Task directions
Copy out all lines with the word "into" in them.

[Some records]
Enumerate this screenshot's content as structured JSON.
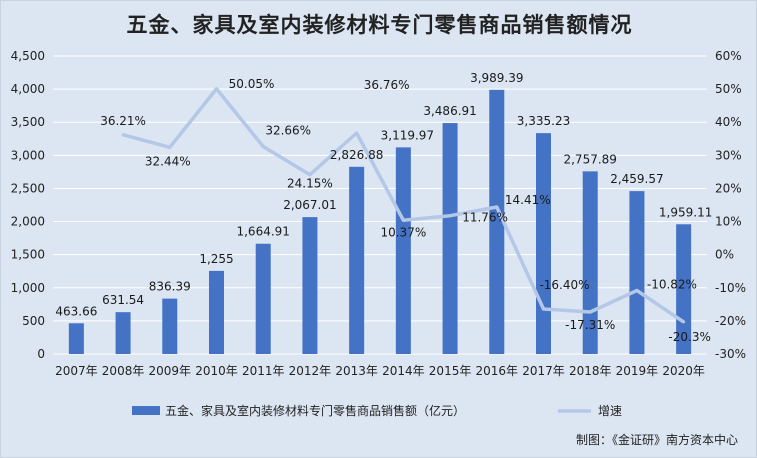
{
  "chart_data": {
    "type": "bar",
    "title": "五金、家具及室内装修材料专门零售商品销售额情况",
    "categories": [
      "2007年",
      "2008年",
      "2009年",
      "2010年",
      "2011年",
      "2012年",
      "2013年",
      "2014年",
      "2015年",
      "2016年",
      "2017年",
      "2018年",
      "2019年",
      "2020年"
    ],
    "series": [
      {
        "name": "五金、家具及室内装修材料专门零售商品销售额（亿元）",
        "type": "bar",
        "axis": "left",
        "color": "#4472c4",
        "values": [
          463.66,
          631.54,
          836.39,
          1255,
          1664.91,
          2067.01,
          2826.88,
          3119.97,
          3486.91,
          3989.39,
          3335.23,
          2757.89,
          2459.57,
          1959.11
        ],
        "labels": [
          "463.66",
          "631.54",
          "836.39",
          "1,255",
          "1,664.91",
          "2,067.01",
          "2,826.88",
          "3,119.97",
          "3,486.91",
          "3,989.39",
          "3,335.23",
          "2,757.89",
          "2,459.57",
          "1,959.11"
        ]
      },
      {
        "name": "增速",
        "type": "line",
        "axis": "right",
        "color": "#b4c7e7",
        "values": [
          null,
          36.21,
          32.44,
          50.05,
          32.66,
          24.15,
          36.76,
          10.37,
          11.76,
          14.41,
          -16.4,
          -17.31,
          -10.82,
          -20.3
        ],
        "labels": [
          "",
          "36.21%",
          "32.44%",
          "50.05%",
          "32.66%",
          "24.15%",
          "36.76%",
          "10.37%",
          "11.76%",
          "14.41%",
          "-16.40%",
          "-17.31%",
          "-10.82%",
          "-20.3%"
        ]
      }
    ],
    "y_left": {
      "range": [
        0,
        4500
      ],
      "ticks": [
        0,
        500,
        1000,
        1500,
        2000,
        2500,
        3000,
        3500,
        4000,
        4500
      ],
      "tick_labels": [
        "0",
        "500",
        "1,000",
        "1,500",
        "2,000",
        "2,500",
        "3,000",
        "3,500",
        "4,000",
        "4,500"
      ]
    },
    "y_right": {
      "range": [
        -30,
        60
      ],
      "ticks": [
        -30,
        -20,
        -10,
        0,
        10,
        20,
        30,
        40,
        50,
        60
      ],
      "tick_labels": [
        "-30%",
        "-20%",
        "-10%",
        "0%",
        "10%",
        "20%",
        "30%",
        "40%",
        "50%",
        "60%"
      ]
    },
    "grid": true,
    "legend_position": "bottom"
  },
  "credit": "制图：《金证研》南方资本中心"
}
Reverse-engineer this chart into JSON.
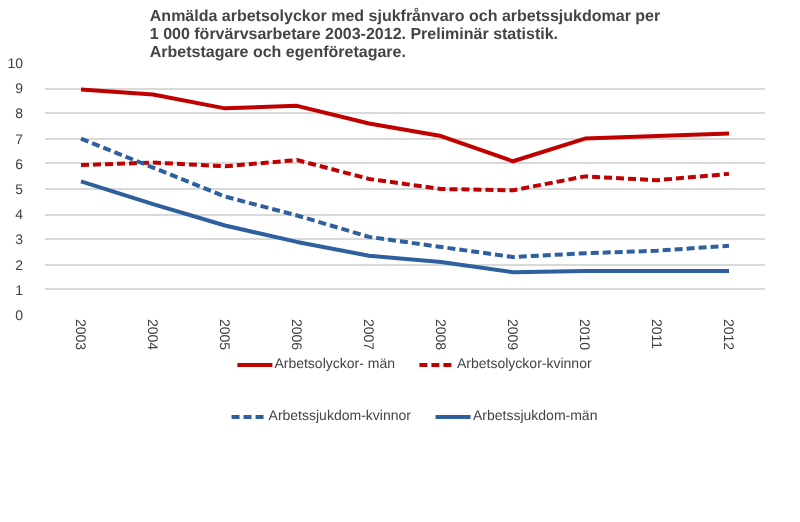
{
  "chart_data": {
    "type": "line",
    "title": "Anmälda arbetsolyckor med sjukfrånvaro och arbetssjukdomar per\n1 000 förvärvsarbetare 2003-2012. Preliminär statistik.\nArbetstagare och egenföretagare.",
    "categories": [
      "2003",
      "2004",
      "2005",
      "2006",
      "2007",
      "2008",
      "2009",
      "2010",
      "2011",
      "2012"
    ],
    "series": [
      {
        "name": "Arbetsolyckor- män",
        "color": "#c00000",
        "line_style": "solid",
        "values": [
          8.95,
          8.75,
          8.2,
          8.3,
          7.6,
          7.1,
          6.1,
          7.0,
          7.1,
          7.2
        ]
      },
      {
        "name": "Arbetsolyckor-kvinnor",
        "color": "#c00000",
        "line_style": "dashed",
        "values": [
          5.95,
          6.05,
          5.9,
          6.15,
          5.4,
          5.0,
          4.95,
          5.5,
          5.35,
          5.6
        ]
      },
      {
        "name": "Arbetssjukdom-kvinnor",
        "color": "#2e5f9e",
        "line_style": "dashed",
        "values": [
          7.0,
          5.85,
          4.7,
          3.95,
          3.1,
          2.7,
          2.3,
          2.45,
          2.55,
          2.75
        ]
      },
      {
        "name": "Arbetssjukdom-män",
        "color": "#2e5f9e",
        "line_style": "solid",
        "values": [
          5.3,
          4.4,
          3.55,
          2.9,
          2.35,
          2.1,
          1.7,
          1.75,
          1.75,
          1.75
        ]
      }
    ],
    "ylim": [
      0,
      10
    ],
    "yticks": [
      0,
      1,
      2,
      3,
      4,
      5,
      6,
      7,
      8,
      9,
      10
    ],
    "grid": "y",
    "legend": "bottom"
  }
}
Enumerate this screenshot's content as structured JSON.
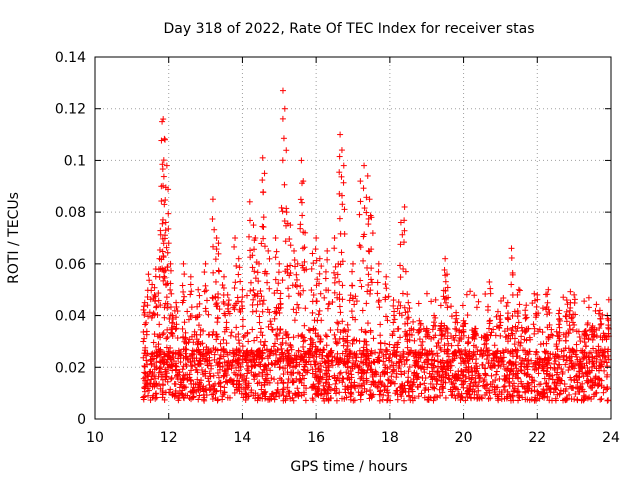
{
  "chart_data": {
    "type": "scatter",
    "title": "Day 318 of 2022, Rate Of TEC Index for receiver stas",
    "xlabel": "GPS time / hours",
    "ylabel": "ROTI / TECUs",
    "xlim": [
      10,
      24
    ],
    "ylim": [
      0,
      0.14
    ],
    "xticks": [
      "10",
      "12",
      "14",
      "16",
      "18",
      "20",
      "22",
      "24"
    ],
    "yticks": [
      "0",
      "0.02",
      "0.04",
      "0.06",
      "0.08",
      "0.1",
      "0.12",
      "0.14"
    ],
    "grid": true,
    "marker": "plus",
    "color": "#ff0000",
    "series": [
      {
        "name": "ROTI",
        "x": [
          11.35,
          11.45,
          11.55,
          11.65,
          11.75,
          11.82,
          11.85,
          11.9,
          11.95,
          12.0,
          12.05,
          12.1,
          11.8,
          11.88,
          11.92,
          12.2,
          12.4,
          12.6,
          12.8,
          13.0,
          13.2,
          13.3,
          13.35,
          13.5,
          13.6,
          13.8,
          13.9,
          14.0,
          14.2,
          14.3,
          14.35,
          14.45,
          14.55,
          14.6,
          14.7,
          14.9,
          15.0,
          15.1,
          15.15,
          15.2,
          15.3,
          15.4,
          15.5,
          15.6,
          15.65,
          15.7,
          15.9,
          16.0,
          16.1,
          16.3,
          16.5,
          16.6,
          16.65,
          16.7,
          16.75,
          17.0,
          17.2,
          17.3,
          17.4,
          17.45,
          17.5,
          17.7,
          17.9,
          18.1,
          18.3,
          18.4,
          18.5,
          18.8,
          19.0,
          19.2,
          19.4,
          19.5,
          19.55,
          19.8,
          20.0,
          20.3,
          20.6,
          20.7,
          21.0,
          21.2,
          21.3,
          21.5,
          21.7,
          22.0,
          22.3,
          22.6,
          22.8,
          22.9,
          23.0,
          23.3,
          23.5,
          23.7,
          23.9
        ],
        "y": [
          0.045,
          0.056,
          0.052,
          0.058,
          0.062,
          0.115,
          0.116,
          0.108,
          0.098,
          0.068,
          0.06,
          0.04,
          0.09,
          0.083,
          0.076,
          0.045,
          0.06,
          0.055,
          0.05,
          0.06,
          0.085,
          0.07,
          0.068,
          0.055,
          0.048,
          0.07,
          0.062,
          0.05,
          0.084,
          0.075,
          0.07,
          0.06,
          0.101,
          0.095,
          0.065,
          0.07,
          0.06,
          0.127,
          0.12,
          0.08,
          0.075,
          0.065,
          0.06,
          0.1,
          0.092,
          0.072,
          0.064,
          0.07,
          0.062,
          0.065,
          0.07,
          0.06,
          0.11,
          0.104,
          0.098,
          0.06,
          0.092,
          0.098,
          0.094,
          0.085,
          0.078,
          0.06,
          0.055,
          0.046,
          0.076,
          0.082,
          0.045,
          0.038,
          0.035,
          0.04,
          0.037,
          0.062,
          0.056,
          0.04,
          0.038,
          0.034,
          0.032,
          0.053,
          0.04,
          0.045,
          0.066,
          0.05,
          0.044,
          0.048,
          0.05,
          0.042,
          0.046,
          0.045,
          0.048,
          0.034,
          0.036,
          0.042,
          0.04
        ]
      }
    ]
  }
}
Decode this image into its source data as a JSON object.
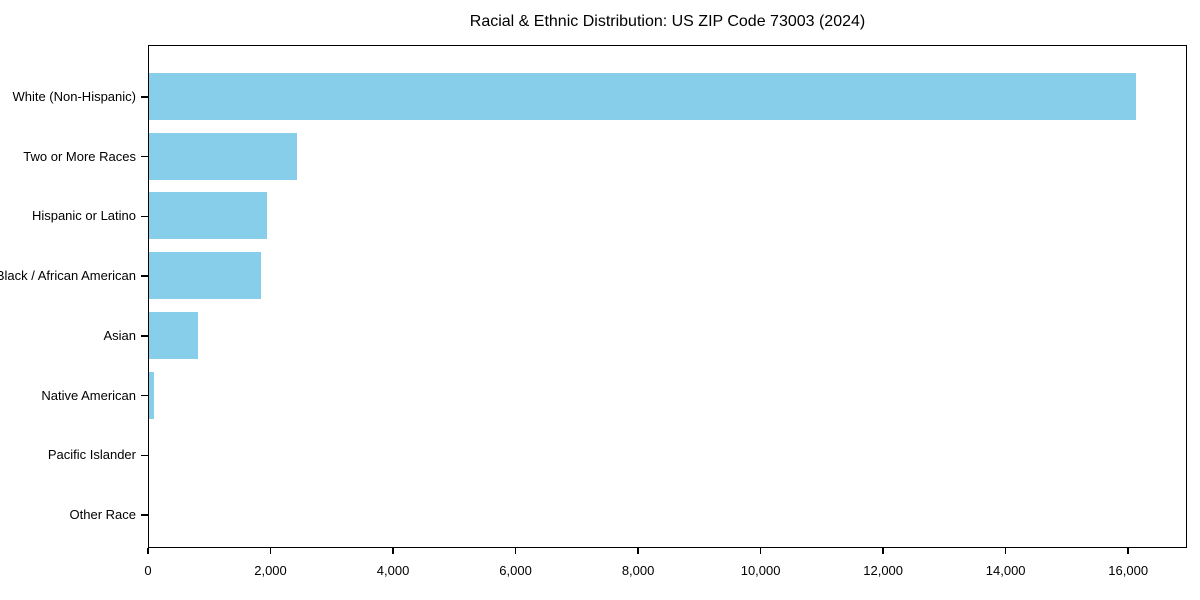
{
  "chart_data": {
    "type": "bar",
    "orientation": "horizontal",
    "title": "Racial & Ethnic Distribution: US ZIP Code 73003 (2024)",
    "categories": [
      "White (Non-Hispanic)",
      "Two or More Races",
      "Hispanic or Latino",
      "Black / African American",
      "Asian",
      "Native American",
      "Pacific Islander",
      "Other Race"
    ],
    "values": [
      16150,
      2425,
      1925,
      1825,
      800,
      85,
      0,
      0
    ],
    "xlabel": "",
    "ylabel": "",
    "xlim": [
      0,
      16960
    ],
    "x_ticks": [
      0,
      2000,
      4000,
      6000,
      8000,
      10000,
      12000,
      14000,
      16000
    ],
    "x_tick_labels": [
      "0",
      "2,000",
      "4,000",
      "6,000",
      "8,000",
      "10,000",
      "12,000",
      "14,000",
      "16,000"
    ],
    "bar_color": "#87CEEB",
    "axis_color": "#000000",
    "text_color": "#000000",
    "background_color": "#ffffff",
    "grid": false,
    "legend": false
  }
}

Result of the task
Reverse-engineer this chart into JSON.
Decode this image into its source data as a JSON object.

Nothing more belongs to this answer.